>> Begin Dataset extract

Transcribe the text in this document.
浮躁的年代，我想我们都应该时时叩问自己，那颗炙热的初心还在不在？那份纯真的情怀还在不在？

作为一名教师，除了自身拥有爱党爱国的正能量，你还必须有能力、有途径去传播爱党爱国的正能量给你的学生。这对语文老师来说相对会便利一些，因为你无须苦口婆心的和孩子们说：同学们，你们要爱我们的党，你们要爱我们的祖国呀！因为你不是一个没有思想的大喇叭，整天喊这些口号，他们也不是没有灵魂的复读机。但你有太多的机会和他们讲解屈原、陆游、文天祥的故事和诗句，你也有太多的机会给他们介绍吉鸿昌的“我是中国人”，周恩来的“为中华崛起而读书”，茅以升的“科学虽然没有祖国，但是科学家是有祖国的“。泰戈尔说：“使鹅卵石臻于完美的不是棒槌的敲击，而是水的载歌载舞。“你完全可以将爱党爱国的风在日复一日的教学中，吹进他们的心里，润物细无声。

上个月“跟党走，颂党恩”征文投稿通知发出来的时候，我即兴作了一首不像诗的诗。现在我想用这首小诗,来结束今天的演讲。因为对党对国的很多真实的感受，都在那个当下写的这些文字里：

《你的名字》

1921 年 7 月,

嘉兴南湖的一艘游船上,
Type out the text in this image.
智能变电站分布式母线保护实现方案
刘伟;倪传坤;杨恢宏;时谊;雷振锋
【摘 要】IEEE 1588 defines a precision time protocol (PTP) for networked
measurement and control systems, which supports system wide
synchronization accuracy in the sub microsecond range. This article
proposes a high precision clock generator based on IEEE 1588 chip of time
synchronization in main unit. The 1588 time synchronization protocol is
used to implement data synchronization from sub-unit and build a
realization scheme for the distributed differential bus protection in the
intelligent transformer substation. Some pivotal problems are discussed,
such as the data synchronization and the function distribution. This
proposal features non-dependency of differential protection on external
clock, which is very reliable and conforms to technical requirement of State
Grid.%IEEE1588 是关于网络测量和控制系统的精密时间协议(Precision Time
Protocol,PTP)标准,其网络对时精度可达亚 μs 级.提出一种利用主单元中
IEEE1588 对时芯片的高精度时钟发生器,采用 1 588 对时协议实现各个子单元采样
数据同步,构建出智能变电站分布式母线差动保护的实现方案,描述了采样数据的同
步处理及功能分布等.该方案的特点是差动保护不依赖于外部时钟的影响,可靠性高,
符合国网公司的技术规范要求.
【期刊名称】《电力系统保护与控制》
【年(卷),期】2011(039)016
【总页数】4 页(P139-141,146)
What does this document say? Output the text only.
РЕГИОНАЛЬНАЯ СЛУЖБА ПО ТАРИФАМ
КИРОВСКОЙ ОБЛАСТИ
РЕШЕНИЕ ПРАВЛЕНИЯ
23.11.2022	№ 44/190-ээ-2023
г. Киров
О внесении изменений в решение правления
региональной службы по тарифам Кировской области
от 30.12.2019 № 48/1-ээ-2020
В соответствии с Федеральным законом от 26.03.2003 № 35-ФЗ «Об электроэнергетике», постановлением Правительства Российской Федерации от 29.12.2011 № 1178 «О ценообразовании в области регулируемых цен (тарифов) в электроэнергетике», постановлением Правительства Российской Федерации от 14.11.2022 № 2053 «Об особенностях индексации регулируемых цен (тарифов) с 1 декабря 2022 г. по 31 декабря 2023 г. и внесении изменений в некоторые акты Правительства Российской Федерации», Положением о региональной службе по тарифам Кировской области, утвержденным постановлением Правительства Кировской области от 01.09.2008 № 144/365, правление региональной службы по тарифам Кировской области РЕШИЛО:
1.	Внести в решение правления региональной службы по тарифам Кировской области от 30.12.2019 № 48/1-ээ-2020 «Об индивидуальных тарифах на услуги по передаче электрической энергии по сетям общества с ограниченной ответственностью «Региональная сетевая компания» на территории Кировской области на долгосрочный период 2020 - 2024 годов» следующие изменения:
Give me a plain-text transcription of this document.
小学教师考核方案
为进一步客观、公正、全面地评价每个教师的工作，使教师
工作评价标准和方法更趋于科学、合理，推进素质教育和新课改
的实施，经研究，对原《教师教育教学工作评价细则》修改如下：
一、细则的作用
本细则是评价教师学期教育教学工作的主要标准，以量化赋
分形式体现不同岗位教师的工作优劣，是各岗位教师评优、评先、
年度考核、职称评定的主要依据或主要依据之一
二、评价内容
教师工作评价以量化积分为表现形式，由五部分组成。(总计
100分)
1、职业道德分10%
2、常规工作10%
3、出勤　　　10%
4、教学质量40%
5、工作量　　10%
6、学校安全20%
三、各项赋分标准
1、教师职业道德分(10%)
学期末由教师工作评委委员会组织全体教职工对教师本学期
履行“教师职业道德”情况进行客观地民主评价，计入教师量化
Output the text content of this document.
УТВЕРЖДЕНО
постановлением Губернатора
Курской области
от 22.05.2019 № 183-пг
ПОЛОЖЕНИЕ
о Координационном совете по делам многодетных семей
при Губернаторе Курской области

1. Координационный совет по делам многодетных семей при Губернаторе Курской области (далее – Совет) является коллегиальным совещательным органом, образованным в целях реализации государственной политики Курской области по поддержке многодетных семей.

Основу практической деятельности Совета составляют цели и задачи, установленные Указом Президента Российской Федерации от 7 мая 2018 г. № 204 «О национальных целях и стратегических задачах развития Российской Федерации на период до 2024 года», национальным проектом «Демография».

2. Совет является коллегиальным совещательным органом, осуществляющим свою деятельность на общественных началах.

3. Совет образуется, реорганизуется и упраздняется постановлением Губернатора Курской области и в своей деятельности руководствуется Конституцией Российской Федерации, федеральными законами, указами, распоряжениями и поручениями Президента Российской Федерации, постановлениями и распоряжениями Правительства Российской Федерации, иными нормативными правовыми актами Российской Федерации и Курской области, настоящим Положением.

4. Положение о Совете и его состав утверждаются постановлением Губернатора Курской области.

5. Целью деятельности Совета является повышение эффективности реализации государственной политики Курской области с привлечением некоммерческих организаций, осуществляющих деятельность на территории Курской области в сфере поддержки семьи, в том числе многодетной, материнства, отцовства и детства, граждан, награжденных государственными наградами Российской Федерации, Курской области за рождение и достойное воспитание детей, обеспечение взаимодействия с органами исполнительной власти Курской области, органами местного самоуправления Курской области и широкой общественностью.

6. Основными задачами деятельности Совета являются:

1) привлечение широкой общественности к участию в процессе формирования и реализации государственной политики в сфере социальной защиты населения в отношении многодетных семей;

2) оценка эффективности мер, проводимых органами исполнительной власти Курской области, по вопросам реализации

>> End Dataset extract

* Requirements
Repeat each of the entries above precisely as given.

* Exercise solution
Transcribe the text in this document.
浮躁的年代，我想我们都应该时时叩问自己，那颗炙热的初心还在不在？那份纯真的情怀还在不在？

作为一名教师，除了自身拥有爱党爱国的正能量，你还必须有能力、有途径去传播爱党爱国的正能量给你的学生。这对语文老师来说相对会便利一些，因为你无须苦口婆心的和孩子们说：同学们，你们要爱我们的党，你们要爱我们的祖国呀！因为你不是一个没有思想的大喇叭，整天喊这些口号，他们也不是没有灵魂的复读机。但你有太多的机会和他们讲解屈原、陆游、文天祥的故事和诗句，你也有太多的机会给他们介绍吉鸿昌的“我是中国人”，周恩来的“为中华崛起而读书”，茅以升的“科学虽然没有祖国，但是科学家是有祖国的“。泰戈尔说：“使鹅卵石臻于完美的不是棒槌的敲击，而是水的载歌载舞。“你完全可以将爱党爱国的风在日复一日的教学中，吹进他们的心里，润物细无声。

上个月“跟党走，颂党恩”征文投稿通知发出来的时候，我即兴作了一首不像诗的诗。现在我想用这首小诗,来结束今天的演讲。因为对党对国的很多真实的感受，都在那个当下写的这些文字里：

《你的名字》

1921 年 7 月,

嘉兴南湖的一艘游船上,
Type out the text in this image.
智能变电站分布式母线保护实现方案
刘伟;倪传坤;杨恢宏;时谊;雷振锋
【摘 要】IEEE 1588 defines a precision time protocol (PTP) for networked
measurement and control systems, which supports system wide
synchronization accuracy in the sub microsecond range. This article
proposes a high precision clock generator based on IEEE 1588 chip of time
synchronization in main unit. The 1588 time synchronization protocol is
used to implement data synchronization from sub-unit and build a
realization scheme for the distributed differential bus protection in the
intelligent transformer substation. Some pivotal problems are discussed,
such as the data synchronization and the function distribution. This
proposal features non-dependency of differential protection on external
clock, which is very reliable and conforms to technical requirement of State
Grid.%IEEE1588 是关于网络测量和控制系统的精密时间协议(Precision Time
Protocol,PTP)标准,其网络对时精度可达亚 μs 级.提出一种利用主单元中
IEEE1588 对时芯片的高精度时钟发生器,采用 1 588 对时协议实现各个子单元采样
数据同步,构建出智能变电站分布式母线差动保护的实现方案,描述了采样数据的同
步处理及功能分布等.该方案的特点是差动保护不依赖于外部时钟的影响,可靠性高,
符合国网公司的技术规范要求.
【期刊名称】《电力系统保护与控制》
【年(卷),期】2011(039)016
【总页数】4 页(P139-141,146)
What does this document say? Output the text only.
РЕГИОНАЛЬНАЯ СЛУЖБА ПО ТАРИФАМ
КИРОВСКОЙ ОБЛАСТИ
РЕШЕНИЕ ПРАВЛЕНИЯ
23.11.2022	№ 44/190-ээ-2023
г. Киров
О внесении изменений в решение правления
региональной службы по тарифам Кировской области
от 30.12.2019 № 48/1-ээ-2020
В соответствии с Федеральным законом от 26.03.2003 № 35-ФЗ «Об электроэнергетике», постановлением Правительства Российской Федерации от 29.12.2011 № 1178 «О ценообразовании в области регулируемых цен (тарифов) в электроэнергетике», постановлением Правительства Российской Федерации от 14.11.2022 № 2053 «Об особенностях индексации регулируемых цен (тарифов) с 1 декабря 2022 г. по 31 декабря 2023 г. и внесении изменений в некоторые акты Правительства Российской Федерации», Положением о региональной службе по тарифам Кировской области, утвержденным постановлением Правительства Кировской области от 01.09.2008 № 144/365, правление региональной службы по тарифам Кировской области РЕШИЛО:
1.	Внести в решение правления региональной службы по тарифам Кировской области от 30.12.2019 № 48/1-ээ-2020 «Об индивидуальных тарифах на услуги по передаче электрической энергии по сетям общества с ограниченной ответственностью «Региональная сетевая компания» на территории Кировской области на долгосрочный период 2020 - 2024 годов» следующие изменения:
Give me a plain-text transcription of this document.
小学教师考核方案
为进一步客观、公正、全面地评价每个教师的工作，使教师
工作评价标准和方法更趋于科学、合理，推进素质教育和新课改
的实施，经研究，对原《教师教育教学工作评价细则》修改如下：
一、细则的作用
本细则是评价教师学期教育教学工作的主要标准，以量化赋
分形式体现不同岗位教师的工作优劣，是各岗位教师评优、评先、
年度考核、职称评定的主要依据或主要依据之一
二、评价内容
教师工作评价以量化积分为表现形式，由五部分组成。(总计
100分)
1、职业道德分10%
2、常规工作10%
3、出勤　　　10%
4、教学质量40%
5、工作量　　10%
6、学校安全20%
三、各项赋分标准
1、教师职业道德分(10%)
学期末由教师工作评委委员会组织全体教职工对教师本学期
履行“教师职业道德”情况进行客观地民主评价，计入教师量化
Output the text content of this document.
УТВЕРЖДЕНО
постановлением Губернатора
Курской области
от 22.05.2019 № 183-пг
ПОЛОЖЕНИЕ
о Координационном совете по делам многодетных семей
при Губернаторе Курской области

1. Координационный совет по делам многодетных семей при Губернаторе Курской области (далее – Совет) является коллегиальным совещательным органом, образованным в целях реализации государственной политики Курской области по поддержке многодетных семей.

Основу практической деятельности Совета составляют цели и задачи, установленные Указом Президента Российской Федерации от 7 мая 2018 г. № 204 «О национальных целях и стратегических задачах развития Российской Федерации на период до 2024 года», национальным проектом «Демография».

2. Совет является коллегиальным совещательным органом, осуществляющим свою деятельность на общественных началах.

3. Совет образуется, реорганизуется и упраздняется постановлением Губернатора Курской области и в своей деятельности руководствуется Конституцией Российской Федерации, федеральными законами, указами, распоряжениями и поручениями Президента Российской Федерации, постановлениями и распоряжениями Правительства Российской Федерации, иными нормативными правовыми актами Российской Федерации и Курской области, настоящим Положением.

4. Положение о Совете и его состав утверждаются постановлением Губернатора Курской области.

5. Целью деятельности Совета является повышение эффективности реализации государственной политики Курской области с привлечением некоммерческих организаций, осуществляющих деятельность на территории Курской области в сфере поддержки семьи, в том числе многодетной, материнства, отцовства и детства, граждан, награжденных государственными наградами Российской Федерации, Курской области за рождение и достойное воспитание детей, обеспечение взаимодействия с органами исполнительной власти Курской области, органами местного самоуправления Курской области и широкой общественностью.

6. Основными задачами деятельности Совета являются:

1) привлечение широкой общественности к участию в процессе формирования и реализации государственной политики в сфере социальной защиты населения в отношении многодетных семей;

2) оценка эффективности мер, проводимых органами исполнительной власти Курской области, по вопросам реализации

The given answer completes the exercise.